# Exercise directions:
Pick out all lines in the listing holding the string "гражданам" and copy them.

# Input:
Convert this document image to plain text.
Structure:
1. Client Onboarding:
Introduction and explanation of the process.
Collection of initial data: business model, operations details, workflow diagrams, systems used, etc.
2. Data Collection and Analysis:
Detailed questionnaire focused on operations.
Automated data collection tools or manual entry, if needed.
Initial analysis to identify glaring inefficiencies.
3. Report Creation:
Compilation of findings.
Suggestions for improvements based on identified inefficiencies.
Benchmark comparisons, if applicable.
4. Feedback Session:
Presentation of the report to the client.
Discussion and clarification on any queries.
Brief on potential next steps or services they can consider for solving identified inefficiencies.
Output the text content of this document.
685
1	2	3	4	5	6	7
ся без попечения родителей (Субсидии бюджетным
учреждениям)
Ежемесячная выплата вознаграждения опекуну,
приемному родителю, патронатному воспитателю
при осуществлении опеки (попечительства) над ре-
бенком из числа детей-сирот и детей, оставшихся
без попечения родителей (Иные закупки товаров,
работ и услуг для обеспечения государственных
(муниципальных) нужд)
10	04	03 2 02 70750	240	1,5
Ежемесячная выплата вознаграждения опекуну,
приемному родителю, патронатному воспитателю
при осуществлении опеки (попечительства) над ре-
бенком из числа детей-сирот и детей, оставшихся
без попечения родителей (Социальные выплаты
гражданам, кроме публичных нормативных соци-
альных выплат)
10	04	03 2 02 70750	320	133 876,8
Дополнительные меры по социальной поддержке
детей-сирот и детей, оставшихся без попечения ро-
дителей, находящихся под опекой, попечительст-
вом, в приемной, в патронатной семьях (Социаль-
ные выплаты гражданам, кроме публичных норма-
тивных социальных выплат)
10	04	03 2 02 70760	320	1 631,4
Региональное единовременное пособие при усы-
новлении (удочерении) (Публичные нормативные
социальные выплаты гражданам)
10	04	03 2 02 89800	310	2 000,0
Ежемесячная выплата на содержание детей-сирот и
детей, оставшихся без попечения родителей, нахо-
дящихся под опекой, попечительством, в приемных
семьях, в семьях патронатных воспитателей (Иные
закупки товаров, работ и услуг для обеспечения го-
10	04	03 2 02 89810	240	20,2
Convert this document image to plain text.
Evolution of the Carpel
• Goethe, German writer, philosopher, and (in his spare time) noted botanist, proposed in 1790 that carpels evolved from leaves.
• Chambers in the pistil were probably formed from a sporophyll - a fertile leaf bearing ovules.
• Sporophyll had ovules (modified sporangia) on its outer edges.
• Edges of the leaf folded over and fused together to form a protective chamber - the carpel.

# Task output:
гражданам, кроме публичных нормативных соци-
ные выплаты гражданам, кроме публичных норма-
социальные выплаты гражданам)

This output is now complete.